Leaving out the pictures, transcribe all of the records faithfully.

◆ **Records**:
◆ ◆ ◆ ◆ ◆ ◆ ◆

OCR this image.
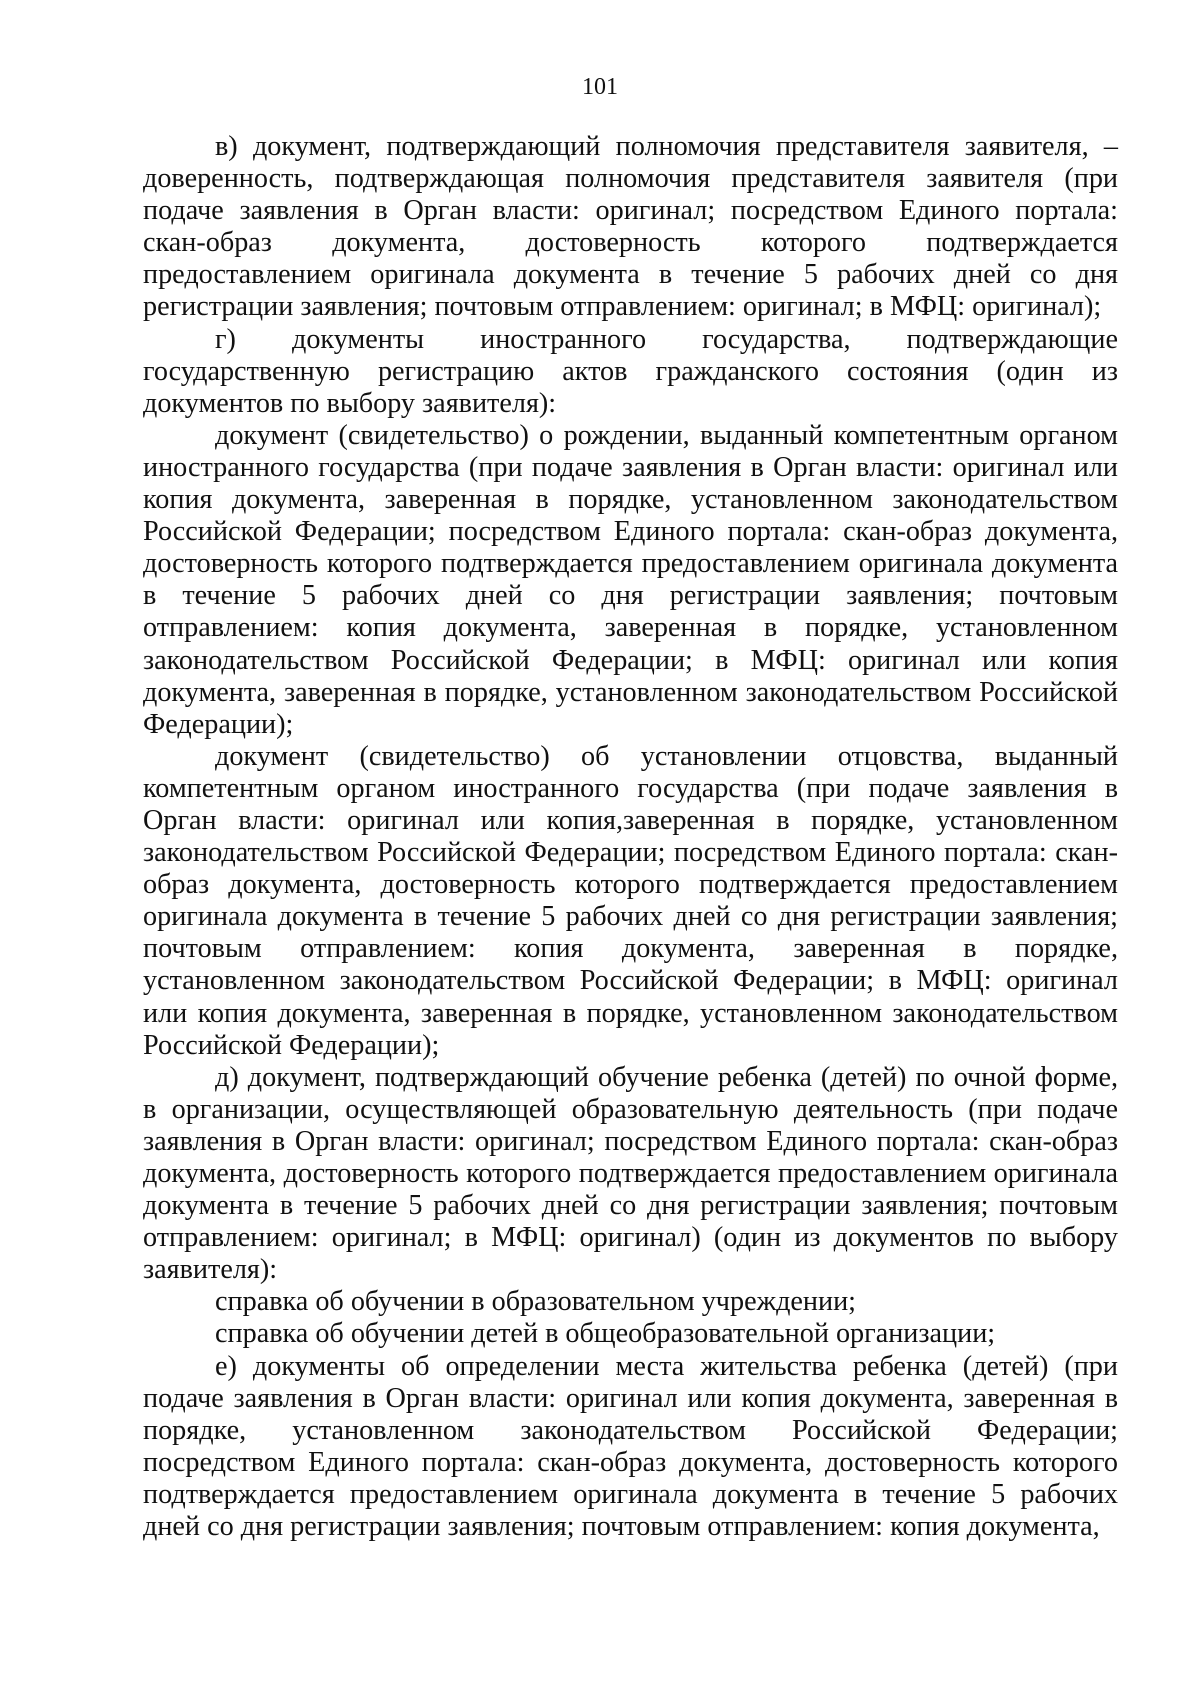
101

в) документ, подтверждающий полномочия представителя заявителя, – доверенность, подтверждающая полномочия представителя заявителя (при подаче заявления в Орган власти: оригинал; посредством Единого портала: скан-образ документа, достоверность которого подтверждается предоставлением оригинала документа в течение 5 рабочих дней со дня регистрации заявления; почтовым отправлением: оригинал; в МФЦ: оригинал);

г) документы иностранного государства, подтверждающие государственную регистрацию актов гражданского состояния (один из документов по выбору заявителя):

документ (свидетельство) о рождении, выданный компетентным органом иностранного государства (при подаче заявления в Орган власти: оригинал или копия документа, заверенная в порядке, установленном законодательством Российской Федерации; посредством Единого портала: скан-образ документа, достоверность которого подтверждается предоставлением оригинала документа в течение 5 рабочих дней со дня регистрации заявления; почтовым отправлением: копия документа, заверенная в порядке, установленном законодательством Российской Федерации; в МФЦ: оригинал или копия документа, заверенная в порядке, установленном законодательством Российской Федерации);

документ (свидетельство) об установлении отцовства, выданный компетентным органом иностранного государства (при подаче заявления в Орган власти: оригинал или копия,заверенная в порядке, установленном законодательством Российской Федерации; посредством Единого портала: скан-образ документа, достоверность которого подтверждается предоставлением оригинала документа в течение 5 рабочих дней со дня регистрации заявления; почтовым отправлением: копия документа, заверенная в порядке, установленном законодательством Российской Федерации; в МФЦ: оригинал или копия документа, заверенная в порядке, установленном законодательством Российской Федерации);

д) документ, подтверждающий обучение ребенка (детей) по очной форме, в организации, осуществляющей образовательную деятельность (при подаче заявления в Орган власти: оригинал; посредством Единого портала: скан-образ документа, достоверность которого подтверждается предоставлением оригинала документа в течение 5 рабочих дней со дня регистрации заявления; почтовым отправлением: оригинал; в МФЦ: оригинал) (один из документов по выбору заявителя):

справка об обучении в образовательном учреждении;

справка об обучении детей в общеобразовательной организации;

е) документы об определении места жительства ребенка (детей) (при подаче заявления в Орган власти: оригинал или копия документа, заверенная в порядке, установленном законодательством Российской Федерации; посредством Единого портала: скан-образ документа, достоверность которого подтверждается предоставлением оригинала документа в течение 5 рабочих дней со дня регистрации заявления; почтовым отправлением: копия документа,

◆ ◆ ◆ ◆ ◆ ◆ ◆

◆ **Expected answer**:
OCR this image.
101

в) документ, подтверждающий полномочия представителя заявителя, – доверенность, подтверждающая полномочия представителя заявителя (при подаче заявления в Орган власти: оригинал; посредством Единого портала: скан-образ документа, достоверность которого подтверждается предоставлением оригинала документа в течение 5 рабочих дней со дня регистрации заявления; почтовым отправлением: оригинал; в МФЦ: оригинал);

г) документы иностранного государства, подтверждающие государственную регистрацию актов гражданского состояния (один из документов по выбору заявителя):

документ (свидетельство) о рождении, выданный компетентным органом иностранного государства (при подаче заявления в Орган власти: оригинал или копия документа, заверенная в порядке, установленном законодательством Российской Федерации; посредством Единого портала: скан-образ документа, достоверность которого подтверждается предоставлением оригинала документа в течение 5 рабочих дней со дня регистрации заявления; почтовым отправлением: копия документа, заверенная в порядке, установленном законодательством Российской Федерации; в МФЦ: оригинал или копия документа, заверенная в порядке, установленном законодательством Российской Федерации);

документ (свидетельство) об установлении отцовства, выданный компетентным органом иностранного государства (при подаче заявления в Орган власти: оригинал или копия,заверенная в порядке, установленном законодательством Российской Федерации; посредством Единого портала: скан-образ документа, достоверность которого подтверждается предоставлением оригинала документа в течение 5 рабочих дней со дня регистрации заявления; почтовым отправлением: копия документа, заверенная в порядке, установленном законодательством Российской Федерации; в МФЦ: оригинал или копия документа, заверенная в порядке, установленном законодательством Российской Федерации);

д) документ, подтверждающий обучение ребенка (детей) по очной форме, в организации, осуществляющей образовательную деятельность (при подаче заявления в Орган власти: оригинал; посредством Единого портала: скан-образ документа, достоверность которого подтверждается предоставлением оригинала документа в течение 5 рабочих дней со дня регистрации заявления; почтовым отправлением: оригинал; в МФЦ: оригинал) (один из документов по выбору заявителя):

справка об обучении в образовательном учреждении;

справка об обучении детей в общеобразовательной организации;

е) документы об определении места жительства ребенка (детей) (при подаче заявления в Орган власти: оригинал или копия документа, заверенная в порядке, установленном законодательством Российской Федерации; посредством Единого портала: скан-образ документа, достоверность которого подтверждается предоставлением оригинала документа в течение 5 рабочих дней со дня регистрации заявления; почтовым отправлением: копия документа,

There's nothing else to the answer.